Extracted records
++++++

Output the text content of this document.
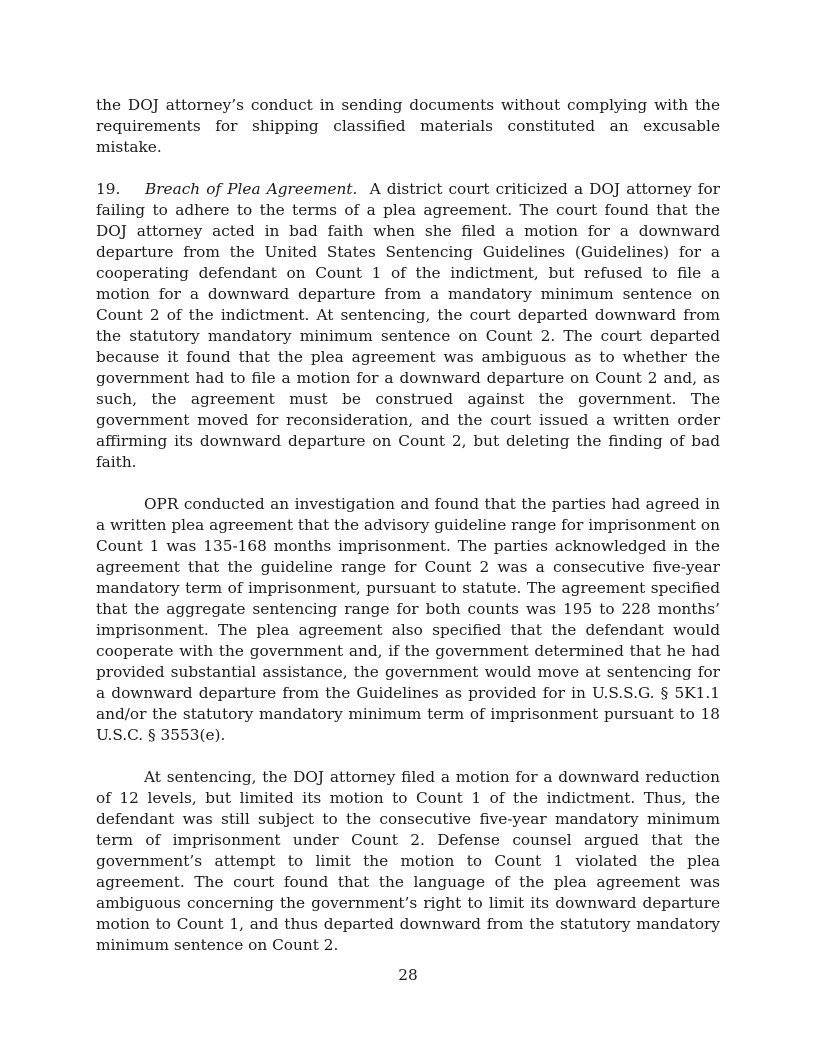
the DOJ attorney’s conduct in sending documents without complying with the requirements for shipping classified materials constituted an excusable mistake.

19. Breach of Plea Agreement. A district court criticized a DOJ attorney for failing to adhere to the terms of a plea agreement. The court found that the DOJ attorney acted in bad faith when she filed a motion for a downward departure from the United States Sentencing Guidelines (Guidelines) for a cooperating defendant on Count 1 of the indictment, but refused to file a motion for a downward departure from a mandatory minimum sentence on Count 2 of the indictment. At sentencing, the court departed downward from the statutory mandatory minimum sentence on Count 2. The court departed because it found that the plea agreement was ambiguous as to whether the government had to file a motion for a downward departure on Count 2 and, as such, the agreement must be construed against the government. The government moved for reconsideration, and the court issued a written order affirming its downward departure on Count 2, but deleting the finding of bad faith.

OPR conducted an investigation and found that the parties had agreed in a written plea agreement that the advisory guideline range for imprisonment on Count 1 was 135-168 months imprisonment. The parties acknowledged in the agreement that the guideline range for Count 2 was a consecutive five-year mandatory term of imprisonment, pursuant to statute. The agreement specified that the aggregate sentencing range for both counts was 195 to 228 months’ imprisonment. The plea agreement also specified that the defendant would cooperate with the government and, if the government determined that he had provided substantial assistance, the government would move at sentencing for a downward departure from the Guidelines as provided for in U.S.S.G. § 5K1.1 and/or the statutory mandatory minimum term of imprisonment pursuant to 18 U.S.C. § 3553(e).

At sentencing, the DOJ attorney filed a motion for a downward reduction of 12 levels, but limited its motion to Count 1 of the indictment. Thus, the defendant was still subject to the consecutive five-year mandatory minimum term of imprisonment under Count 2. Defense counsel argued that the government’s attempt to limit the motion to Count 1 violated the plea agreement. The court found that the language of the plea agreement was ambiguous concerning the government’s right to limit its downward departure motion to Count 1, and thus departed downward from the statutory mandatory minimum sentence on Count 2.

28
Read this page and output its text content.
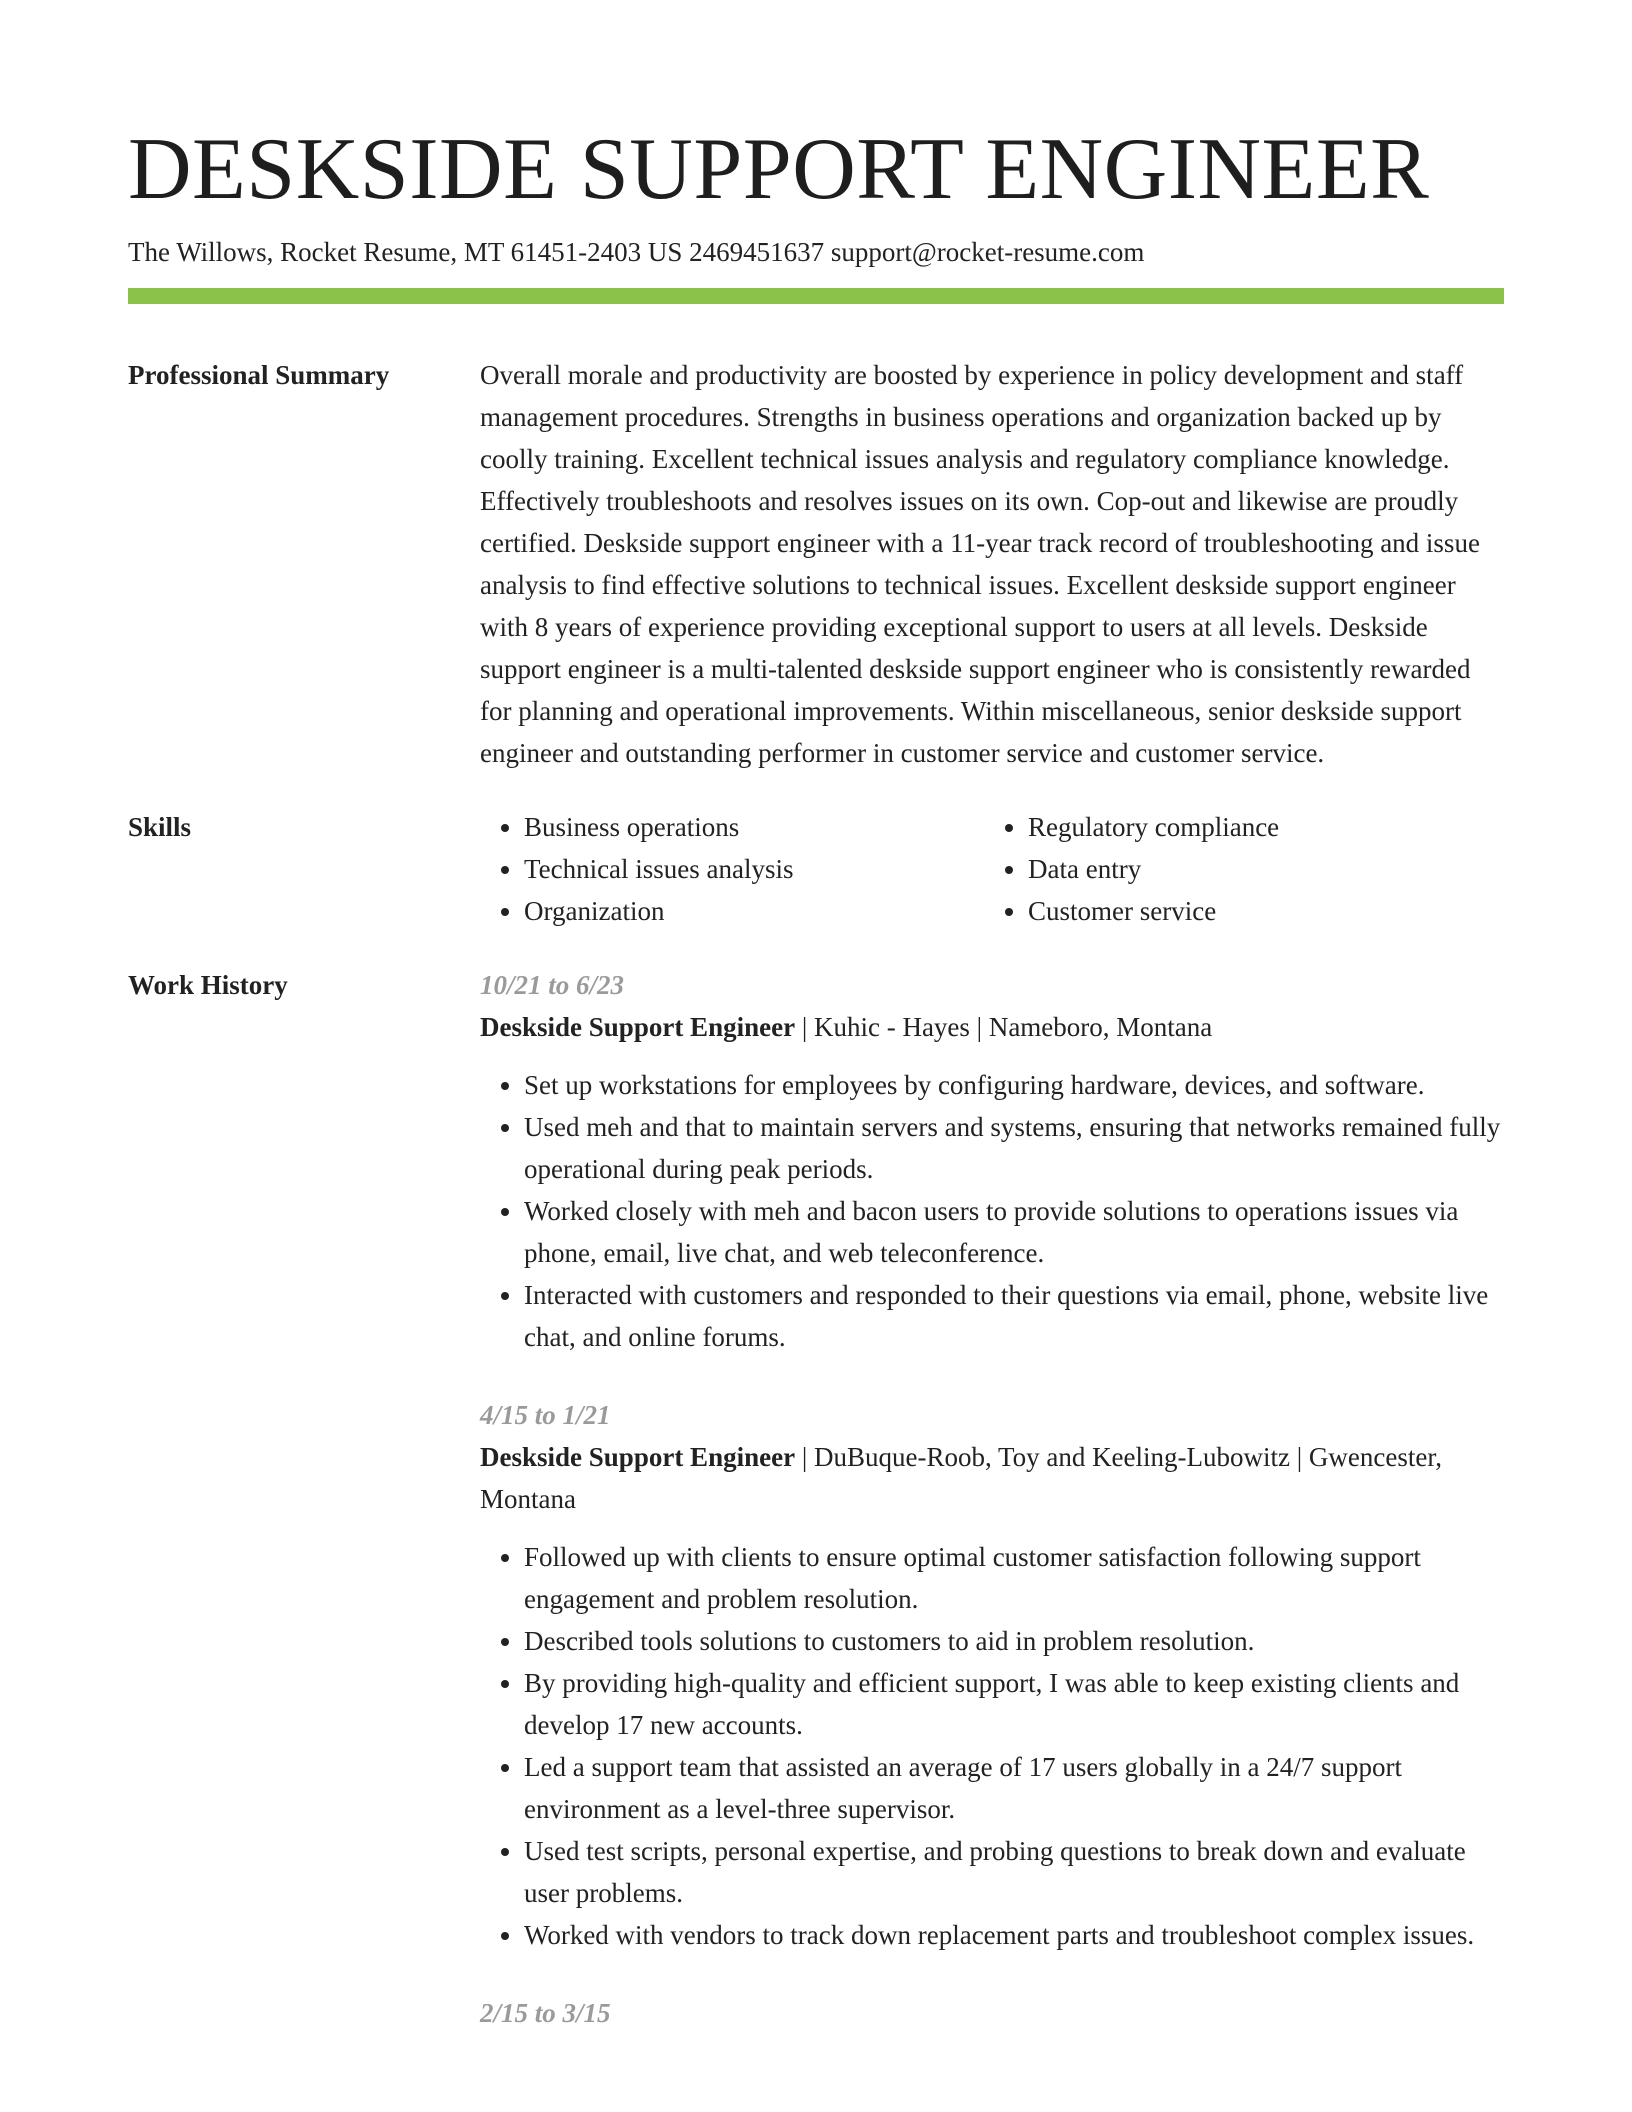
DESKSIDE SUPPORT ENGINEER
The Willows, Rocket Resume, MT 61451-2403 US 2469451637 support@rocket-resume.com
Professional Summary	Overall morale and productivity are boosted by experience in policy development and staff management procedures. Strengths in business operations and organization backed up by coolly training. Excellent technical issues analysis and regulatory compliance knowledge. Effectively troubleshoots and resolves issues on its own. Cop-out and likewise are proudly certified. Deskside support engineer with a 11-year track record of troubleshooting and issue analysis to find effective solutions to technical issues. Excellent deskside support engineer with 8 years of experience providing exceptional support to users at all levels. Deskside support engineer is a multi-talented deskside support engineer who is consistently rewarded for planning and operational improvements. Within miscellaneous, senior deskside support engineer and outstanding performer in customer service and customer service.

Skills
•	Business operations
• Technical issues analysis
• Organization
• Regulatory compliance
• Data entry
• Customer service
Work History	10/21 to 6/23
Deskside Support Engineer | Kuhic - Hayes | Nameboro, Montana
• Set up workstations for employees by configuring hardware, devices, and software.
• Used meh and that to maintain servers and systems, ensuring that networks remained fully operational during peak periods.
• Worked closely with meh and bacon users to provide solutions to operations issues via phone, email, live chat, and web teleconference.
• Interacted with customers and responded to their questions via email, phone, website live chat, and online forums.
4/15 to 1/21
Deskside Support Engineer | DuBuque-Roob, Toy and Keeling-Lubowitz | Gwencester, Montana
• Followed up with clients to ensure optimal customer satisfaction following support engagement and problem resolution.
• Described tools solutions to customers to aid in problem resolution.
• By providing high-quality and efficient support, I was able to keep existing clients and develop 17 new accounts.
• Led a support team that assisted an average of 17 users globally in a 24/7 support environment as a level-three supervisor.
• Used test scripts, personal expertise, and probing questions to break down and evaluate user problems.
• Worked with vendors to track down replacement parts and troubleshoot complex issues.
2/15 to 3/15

++++++

Extract lines where the string "chat" occurs.

• Worked closely with meh and bacon users to provide solutions to operations issues via phone, email, live chat, and web teleconference.
• Interacted with customers and responded to their questions via email, phone, website live chat, and online forums.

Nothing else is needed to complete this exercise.